Task brief → Can you write out all of the material below, word for word?

[Extracted data entries]
::::

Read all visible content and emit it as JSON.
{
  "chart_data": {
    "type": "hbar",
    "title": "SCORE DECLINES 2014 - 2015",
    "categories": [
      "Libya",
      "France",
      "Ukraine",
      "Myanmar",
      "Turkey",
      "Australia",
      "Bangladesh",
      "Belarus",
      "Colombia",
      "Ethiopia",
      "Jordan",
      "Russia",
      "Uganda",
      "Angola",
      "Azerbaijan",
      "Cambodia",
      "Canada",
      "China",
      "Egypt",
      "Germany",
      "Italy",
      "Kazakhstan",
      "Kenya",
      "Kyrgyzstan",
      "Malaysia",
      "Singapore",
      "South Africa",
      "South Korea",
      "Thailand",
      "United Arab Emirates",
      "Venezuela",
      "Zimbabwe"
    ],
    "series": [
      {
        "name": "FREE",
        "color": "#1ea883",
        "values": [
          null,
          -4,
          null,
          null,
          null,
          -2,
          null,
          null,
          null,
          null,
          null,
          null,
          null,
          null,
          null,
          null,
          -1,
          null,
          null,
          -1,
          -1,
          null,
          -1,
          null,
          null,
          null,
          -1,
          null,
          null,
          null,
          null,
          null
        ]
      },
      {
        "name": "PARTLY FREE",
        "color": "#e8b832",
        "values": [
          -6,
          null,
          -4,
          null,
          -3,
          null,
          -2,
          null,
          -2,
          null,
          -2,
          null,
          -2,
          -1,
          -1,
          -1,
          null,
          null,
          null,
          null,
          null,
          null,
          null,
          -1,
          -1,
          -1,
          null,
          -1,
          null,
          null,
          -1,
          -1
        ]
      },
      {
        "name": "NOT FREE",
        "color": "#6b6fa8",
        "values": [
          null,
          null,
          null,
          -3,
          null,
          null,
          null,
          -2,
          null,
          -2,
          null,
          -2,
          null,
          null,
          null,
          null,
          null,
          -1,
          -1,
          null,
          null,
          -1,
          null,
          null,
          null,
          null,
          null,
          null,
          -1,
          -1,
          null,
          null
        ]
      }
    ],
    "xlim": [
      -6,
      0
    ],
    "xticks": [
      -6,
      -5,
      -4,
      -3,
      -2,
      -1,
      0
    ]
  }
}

::::

Answer for the task →
Read all visible content and emit it as JSON.
{
  "chart_data": {
    "type": "hbar",
    "title": "SCORE DECLINES 2014 - 2015",
    "categories": [
      "Libya",
      "France",
      "Ukraine",
      "Myanmar",
      "Turkey",
      "Australia",
      "Bangladesh",
      "Belarus",
      "Colombia",
      "Ethiopia",
      "Jordan",
      "Russia",
      "Uganda",
      "Angola",
      "Azerbaijan",
      "Cambodia",
      "Canada",
      "China",
      "Egypt",
      "Germany",
      "Italy",
      "Kazakhstan",
      "Kenya",
      "Kyrgyzstan",
      "Malaysia",
      "Singapore",
      "South Africa",
      "South Korea",
      "Thailand",
      "United Arab Emirates",
      "Venezuela",
      "Zimbabwe"
    ],
    "series": [
      {
        "name": "FREE",
        "color": "#1ea883",
        "values": [
          null,
          -4,
          null,
          null,
          null,
          -2,
          null,
          null,
          null,
          null,
          null,
          null,
          null,
          null,
          null,
          null,
          -1,
          null,
          null,
          -1,
          -1,
          null,
          -1,
          null,
          null,
          null,
          -1,
          null,
          null,
          null,
          null,
          null
        ]
      },
      {
        "name": "PARTLY FREE",
        "color": "#e8b832",
        "values": [
          -6,
          null,
          -4,
          null,
          -3,
          null,
          -2,
          null,
          -2,
          null,
          -2,
          null,
          -2,
          -1,
          -1,
          -1,
          null,
          null,
          null,
          null,
          null,
          null,
          null,
          -1,
          -1,
          -1,
          null,
          -1,
          null,
          null,
          -1,
          -1
        ]
      },
      {
        "name": "NOT FREE",
        "color": "#6b6fa8",
        "values": [
          null,
          null,
          null,
          -3,
          null,
          null,
          null,
          -2,
          null,
          -2,
          null,
          -2,
          null,
          null,
          null,
          null,
          null,
          -1,
          -1,
          null,
          null,
          -1,
          null,
          null,
          null,
          null,
          null,
          null,
          -1,
          -1,
          null,
          null
        ]
      }
    ],
    "xlim": [
      -6,
      0
    ],
    "xticks": [
      -6,
      -5,
      -4,
      -3,
      -2,
      -1,
      0
    ]
  }
}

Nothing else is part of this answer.